___ Records for processing

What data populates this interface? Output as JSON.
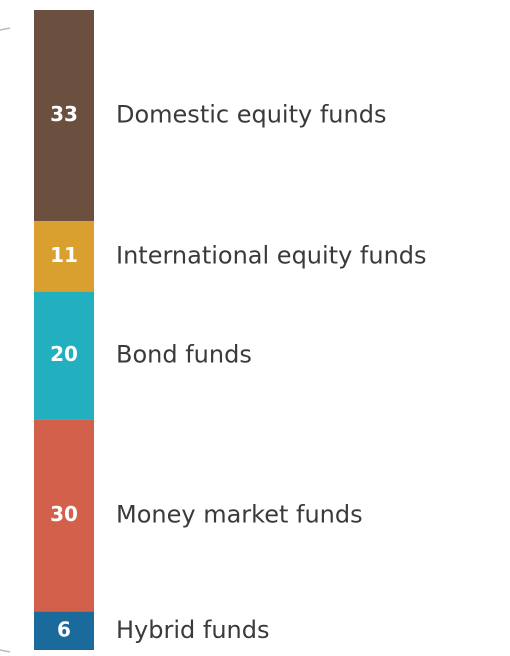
{
  "chart_data": {
    "type": "bar",
    "stacked": true,
    "series": [
      {
        "name": "Domestic equity funds",
        "color": "#6b503f",
        "values": [
          33
        ]
      },
      {
        "name": "International equity funds",
        "color": "#d9a02f",
        "values": [
          11
        ]
      },
      {
        "name": "Bond funds",
        "color": "#22b0c0",
        "values": [
          20
        ]
      },
      {
        "name": "Money market funds",
        "color": "#d2604a",
        "values": [
          30
        ]
      },
      {
        "name": "Hybrid funds",
        "color": "#1a6a9c",
        "values": [
          6
        ]
      }
    ]
  }
}
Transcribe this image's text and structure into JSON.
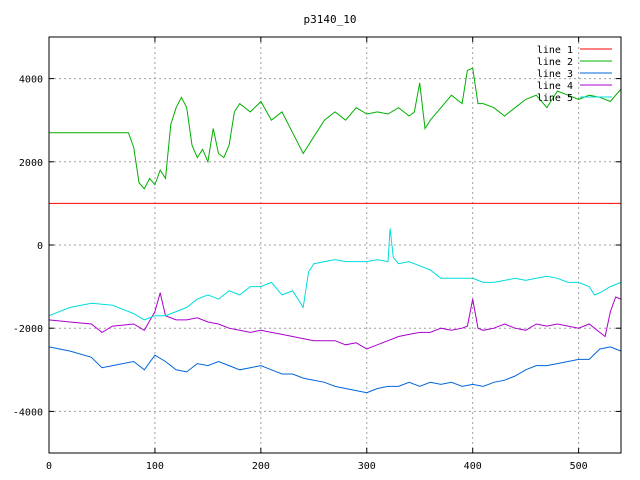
{
  "chart_data": {
    "type": "line",
    "title": "p3140_10",
    "xlabel": "",
    "ylabel": "",
    "xlim": [
      0,
      540
    ],
    "ylim": [
      -5000,
      5000
    ],
    "x_ticks": [
      0,
      100,
      200,
      300,
      400,
      500
    ],
    "y_ticks": [
      -4000,
      -2000,
      0,
      2000,
      4000
    ],
    "grid": true,
    "legend_position": "top-right",
    "series": [
      {
        "name": "line 1",
        "color": "#ff0000",
        "x": [
          0,
          540
        ],
        "y": [
          1000,
          1000
        ]
      },
      {
        "name": "line 2",
        "color": "#00b000",
        "x": [
          0,
          50,
          60,
          70,
          75,
          80,
          85,
          90,
          95,
          100,
          105,
          110,
          115,
          120,
          125,
          130,
          135,
          140,
          145,
          150,
          155,
          160,
          165,
          170,
          175,
          180,
          190,
          200,
          210,
          220,
          230,
          240,
          250,
          260,
          270,
          280,
          290,
          300,
          310,
          320,
          330,
          340,
          345,
          350,
          355,
          360,
          370,
          380,
          390,
          395,
          400,
          405,
          410,
          420,
          430,
          440,
          450,
          460,
          470,
          480,
          490,
          500,
          510,
          520,
          530,
          540
        ],
        "y": [
          2700,
          2700,
          2700,
          2700,
          2700,
          2350,
          1500,
          1350,
          1600,
          1450,
          1800,
          1600,
          2900,
          3300,
          3550,
          3300,
          2400,
          2100,
          2300,
          2000,
          2800,
          2200,
          2100,
          2400,
          3200,
          3400,
          3200,
          3450,
          3000,
          3200,
          2700,
          2200,
          2600,
          3000,
          3200,
          3000,
          3300,
          3150,
          3200,
          3150,
          3300,
          3100,
          3200,
          3900,
          2800,
          3000,
          3300,
          3600,
          3400,
          4200,
          4250,
          3400,
          3400,
          3300,
          3100,
          3300,
          3500,
          3600,
          3300,
          3700,
          3600,
          3500,
          3600,
          3550,
          3450,
          3750
        ]
      },
      {
        "name": "line 3",
        "color": "#0066dd",
        "x": [
          0,
          20,
          40,
          50,
          60,
          80,
          90,
          100,
          110,
          120,
          130,
          140,
          150,
          160,
          170,
          180,
          190,
          200,
          210,
          220,
          230,
          240,
          250,
          260,
          270,
          280,
          290,
          300,
          310,
          320,
          330,
          340,
          350,
          360,
          370,
          380,
          390,
          400,
          410,
          420,
          430,
          440,
          450,
          460,
          470,
          480,
          490,
          500,
          510,
          520,
          530,
          540
        ],
        "y": [
          -2450,
          -2550,
          -2700,
          -2950,
          -2900,
          -2800,
          -3000,
          -2650,
          -2800,
          -3000,
          -3050,
          -2850,
          -2900,
          -2800,
          -2900,
          -3000,
          -2950,
          -2900,
          -3000,
          -3100,
          -3100,
          -3200,
          -3250,
          -3300,
          -3400,
          -3450,
          -3500,
          -3550,
          -3450,
          -3400,
          -3400,
          -3300,
          -3400,
          -3300,
          -3350,
          -3300,
          -3400,
          -3350,
          -3400,
          -3300,
          -3250,
          -3150,
          -3000,
          -2900,
          -2900,
          -2850,
          -2800,
          -2750,
          -2750,
          -2500,
          -2450,
          -2550
        ]
      },
      {
        "name": "line 4",
        "color": "#aa00cc",
        "x": [
          0,
          20,
          40,
          50,
          60,
          80,
          90,
          100,
          105,
          110,
          120,
          130,
          140,
          150,
          160,
          170,
          180,
          190,
          200,
          210,
          220,
          230,
          240,
          250,
          260,
          270,
          280,
          290,
          300,
          310,
          320,
          330,
          340,
          350,
          360,
          370,
          380,
          390,
          395,
          400,
          405,
          410,
          420,
          430,
          440,
          450,
          460,
          470,
          480,
          490,
          500,
          510,
          520,
          525,
          530,
          535,
          540
        ],
        "y": [
          -1800,
          -1850,
          -1900,
          -2100,
          -1950,
          -1900,
          -2050,
          -1600,
          -1150,
          -1700,
          -1800,
          -1800,
          -1750,
          -1850,
          -1900,
          -2000,
          -2050,
          -2100,
          -2050,
          -2100,
          -2150,
          -2200,
          -2250,
          -2300,
          -2300,
          -2300,
          -2400,
          -2350,
          -2500,
          -2400,
          -2300,
          -2200,
          -2150,
          -2100,
          -2100,
          -2000,
          -2050,
          -2000,
          -1950,
          -1300,
          -2000,
          -2050,
          -2000,
          -1900,
          -2000,
          -2050,
          -1900,
          -1950,
          -1900,
          -1950,
          -2000,
          -1900,
          -2100,
          -2200,
          -1600,
          -1250,
          -1300
        ]
      },
      {
        "name": "line 5",
        "color": "#00dddd",
        "x": [
          0,
          20,
          40,
          60,
          80,
          90,
          100,
          110,
          120,
          130,
          140,
          150,
          160,
          170,
          180,
          190,
          200,
          210,
          220,
          230,
          240,
          245,
          250,
          260,
          270,
          280,
          290,
          300,
          310,
          320,
          322,
          325,
          330,
          340,
          350,
          360,
          370,
          380,
          390,
          400,
          410,
          420,
          430,
          440,
          450,
          460,
          470,
          480,
          490,
          500,
          510,
          515,
          520,
          530,
          540
        ],
        "y": [
          -1700,
          -1500,
          -1400,
          -1450,
          -1650,
          -1800,
          -1700,
          -1700,
          -1600,
          -1500,
          -1300,
          -1200,
          -1300,
          -1100,
          -1200,
          -1000,
          -1000,
          -900,
          -1200,
          -1100,
          -1500,
          -650,
          -450,
          -400,
          -350,
          -400,
          -400,
          -400,
          -350,
          -400,
          400,
          -300,
          -450,
          -400,
          -500,
          -600,
          -800,
          -800,
          -800,
          -800,
          -900,
          -900,
          -850,
          -800,
          -850,
          -800,
          -750,
          -800,
          -900,
          -900,
          -1000,
          -1200,
          -1150,
          -1000,
          -900
        ]
      }
    ]
  }
}
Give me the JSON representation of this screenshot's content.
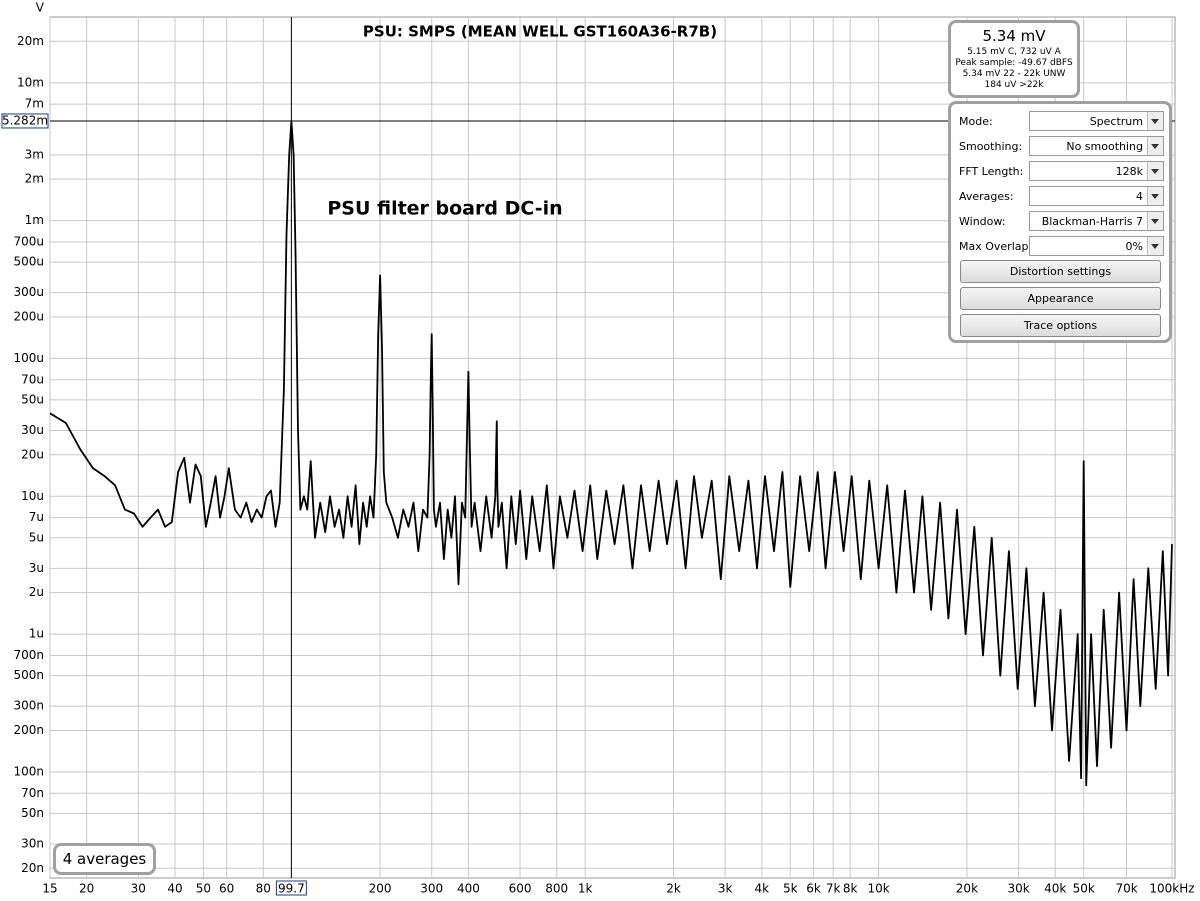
{
  "chart_data": {
    "type": "line",
    "title": "PSU: SMPS (MEAN WELL GST160A36-R7B)",
    "annotation": "PSU filter board DC-in",
    "y_unit": "V",
    "color": "#000000",
    "x_log": true,
    "y_log": true,
    "grid": true,
    "xlim": [
      15,
      100000
    ],
    "ylim": [
      1.7e-08,
      0.03
    ],
    "xticks": [
      15,
      20,
      30,
      40,
      50,
      60,
      80,
      200,
      300,
      400,
      600,
      800,
      {
        "value": 1000,
        "label": "1k"
      },
      {
        "value": 2000,
        "label": "2k"
      },
      {
        "value": 3000,
        "label": "3k"
      },
      {
        "value": 4000,
        "label": "4k"
      },
      {
        "value": 5000,
        "label": "5k"
      },
      {
        "value": 6000,
        "label": "6k"
      },
      {
        "value": 7000,
        "label": "7k"
      },
      {
        "value": 8000,
        "label": "8k"
      },
      {
        "value": 10000,
        "label": "10k"
      },
      {
        "value": 20000,
        "label": "20k"
      },
      {
        "value": 30000,
        "label": "30k"
      },
      {
        "value": 40000,
        "label": "40k"
      },
      {
        "value": 50000,
        "label": "50k"
      },
      {
        "value": 70000,
        "label": "70k"
      },
      {
        "value": 100000,
        "label": "100kHz"
      }
    ],
    "yticks": [
      {
        "value": 0.02,
        "label": "20m"
      },
      {
        "value": 0.01,
        "label": "10m"
      },
      {
        "value": 0.007,
        "label": "7m"
      },
      {
        "value": 0.003,
        "label": "3m"
      },
      {
        "value": 0.002,
        "label": "2m"
      },
      {
        "value": 0.001,
        "label": "1m"
      },
      {
        "value": 0.0007,
        "label": "700u"
      },
      {
        "value": 0.0005,
        "label": "500u"
      },
      {
        "value": 0.0003,
        "label": "300u"
      },
      {
        "value": 0.0002,
        "label": "200u"
      },
      {
        "value": 0.0001,
        "label": "100u"
      },
      {
        "value": 7e-05,
        "label": "70u"
      },
      {
        "value": 5e-05,
        "label": "50u"
      },
      {
        "value": 3e-05,
        "label": "30u"
      },
      {
        "value": 2e-05,
        "label": "20u"
      },
      {
        "value": 1e-05,
        "label": "10u"
      },
      {
        "value": 7e-06,
        "label": "7u"
      },
      {
        "value": 5e-06,
        "label": "5u"
      },
      {
        "value": 3e-06,
        "label": "3u"
      },
      {
        "value": 2e-06,
        "label": "2u"
      },
      {
        "value": 1e-06,
        "label": "1u"
      },
      {
        "value": 7e-07,
        "label": "700n"
      },
      {
        "value": 5e-07,
        "label": "500n"
      },
      {
        "value": 3e-07,
        "label": "300n"
      },
      {
        "value": 2e-07,
        "label": "200n"
      },
      {
        "value": 1e-07,
        "label": "100n"
      },
      {
        "value": 7e-08,
        "label": "70n"
      },
      {
        "value": 5e-08,
        "label": "50n"
      },
      {
        "value": 3e-08,
        "label": "30n"
      },
      {
        "value": 2e-08,
        "label": "20n"
      }
    ],
    "cursor": {
      "x": 99.7,
      "y": {
        "value": 0.005282,
        "label": "5.282m"
      }
    },
    "x": [
      15,
      17,
      19,
      21,
      23,
      25,
      27,
      29,
      31,
      33,
      35,
      37,
      39,
      41,
      43,
      45,
      47,
      49,
      51,
      53,
      55,
      57,
      59,
      61,
      64,
      67,
      70,
      73,
      76,
      79,
      82,
      85,
      88,
      91,
      94,
      96,
      98,
      99.7,
      101.5,
      103,
      105,
      107,
      110,
      113,
      116,
      120,
      125,
      130,
      135,
      140,
      145,
      150,
      155,
      160,
      165,
      170,
      175,
      180,
      185,
      190,
      194,
      197,
      200,
      203,
      206,
      210,
      220,
      230,
      240,
      250,
      260,
      270,
      280,
      290,
      295,
      298,
      300,
      302,
      305,
      310,
      320,
      330,
      340,
      350,
      360,
      370,
      380,
      390,
      396,
      400,
      404,
      410,
      420,
      440,
      460,
      480,
      494,
      498,
      500,
      502,
      506,
      520,
      540,
      560,
      580,
      600,
      630,
      660,
      700,
      740,
      780,
      820,
      870,
      920,
      980,
      1040,
      1100,
      1180,
      1260,
      1350,
      1450,
      1550,
      1660,
      1780,
      1900,
      2050,
      2200,
      2350,
      2500,
      2700,
      2900,
      3100,
      3350,
      3600,
      3850,
      4100,
      4400,
      4700,
      5000,
      5400,
      5800,
      6200,
      6600,
      7100,
      7600,
      8100,
      8700,
      9300,
      10000,
      10700,
      11500,
      12300,
      13200,
      14100,
      15100,
      16200,
      17300,
      18500,
      19800,
      21200,
      22700,
      24300,
      26000,
      27800,
      29800,
      31900,
      34100,
      36500,
      39000,
      41700,
      44600,
      47700,
      49000,
      50000,
      51000,
      53000,
      55500,
      58500,
      62000,
      66000,
      70000,
      74000,
      78000,
      83000,
      88000,
      93000,
      97000,
      100000
    ],
    "values": [
      4e-05,
      3.4e-05,
      2.2e-05,
      1.6e-05,
      1.4e-05,
      1.2e-05,
      8e-06,
      7.5e-06,
      6e-06,
      7e-06,
      8e-06,
      6e-06,
      6.5e-06,
      1.5e-05,
      1.9e-05,
      9e-06,
      1.7e-05,
      1.4e-05,
      6e-06,
      9e-06,
      1.4e-05,
      7e-06,
      1e-05,
      1.6e-05,
      8e-06,
      7e-06,
      9e-06,
      6.5e-06,
      8e-06,
      7e-06,
      1e-05,
      1.1e-05,
      6e-06,
      9e-06,
      6e-05,
      0.0008,
      0.003,
      0.005282,
      0.003,
      0.0006,
      3e-05,
      8e-06,
      1e-05,
      8e-06,
      1.8e-05,
      5e-06,
      9e-06,
      5.5e-06,
      1e-05,
      6e-06,
      8e-06,
      5e-06,
      1e-05,
      6e-06,
      1.2e-05,
      4.5e-06,
      9e-06,
      6e-06,
      1e-05,
      7e-06,
      2e-05,
      0.00015,
      0.0004,
      0.00012,
      1.5e-05,
      9e-06,
      7e-06,
      5e-06,
      8e-06,
      6e-06,
      9e-06,
      4e-06,
      8e-06,
      7e-06,
      2e-05,
      8e-05,
      0.00015,
      5e-05,
      8e-06,
      6e-06,
      9e-06,
      3.5e-06,
      8e-06,
      5e-06,
      1e-05,
      2.3e-06,
      9e-06,
      7e-06,
      3e-05,
      8e-05,
      2.5e-05,
      6e-06,
      9e-06,
      4e-06,
      1e-05,
      5e-06,
      1e-05,
      2.5e-05,
      3.5e-05,
      1.2e-05,
      6e-06,
      9e-06,
      3e-06,
      1e-05,
      4.5e-06,
      1.1e-05,
      3.5e-06,
      1e-05,
      4e-06,
      1.2e-05,
      3e-06,
      1e-05,
      5e-06,
      1.1e-05,
      4e-06,
      1.2e-05,
      3.5e-06,
      1.1e-05,
      4.5e-06,
      1.2e-05,
      3e-06,
      1.2e-05,
      4e-06,
      1.3e-05,
      4.5e-06,
      1.3e-05,
      3e-06,
      1.4e-05,
      5e-06,
      1.3e-05,
      2.5e-06,
      1.4e-05,
      4e-06,
      1.3e-05,
      3e-06,
      1.4e-05,
      4e-06,
      1.5e-05,
      2.2e-06,
      1.4e-05,
      4e-06,
      1.5e-05,
      3e-06,
      1.5e-05,
      4e-06,
      1.4e-05,
      2.5e-06,
      1.3e-05,
      3e-06,
      1.2e-05,
      2e-06,
      1.1e-05,
      2e-06,
      1e-05,
      1.5e-06,
      9e-06,
      1.3e-06,
      8e-06,
      1e-06,
      6e-06,
      7e-07,
      5e-06,
      5e-07,
      4e-06,
      4e-07,
      3e-06,
      3e-07,
      2e-06,
      2e-07,
      1.5e-06,
      1.2e-07,
      1e-06,
      9e-08,
      1.8e-05,
      8e-08,
      1e-06,
      1.1e-07,
      1.5e-06,
      1.5e-07,
      2e-06,
      2e-07,
      2.5e-06,
      3e-07,
      3e-06,
      4e-07,
      4e-06,
      5e-07,
      4.5e-06
    ]
  },
  "averages_badge": "4 averages",
  "readout": {
    "main": "5.34 mV",
    "lines": [
      "5.15 mV C, 732 uV A",
      "Peak sample: -49.67 dBFS",
      "5.34 mV 22 - 22k UNW",
      "184 uV >22k"
    ]
  },
  "controls": {
    "fields": [
      {
        "label": "Mode:",
        "value": "Spectrum"
      },
      {
        "label": "Smoothing:",
        "value": "No  smoothing"
      },
      {
        "label": "FFT Length:",
        "value": "128k"
      },
      {
        "label": "Averages:",
        "value": "4"
      },
      {
        "label": "Window:",
        "value": "Blackman-Harris 7"
      },
      {
        "label": "Max Overlap:",
        "value": "0%"
      }
    ],
    "buttons": [
      "Distortion settings",
      "Appearance",
      "Trace options"
    ]
  }
}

______

▶ **Exercise**
Of the lines in the data, how many hold the string "title"? State the number, nothing else.

▶ **Task answer**
2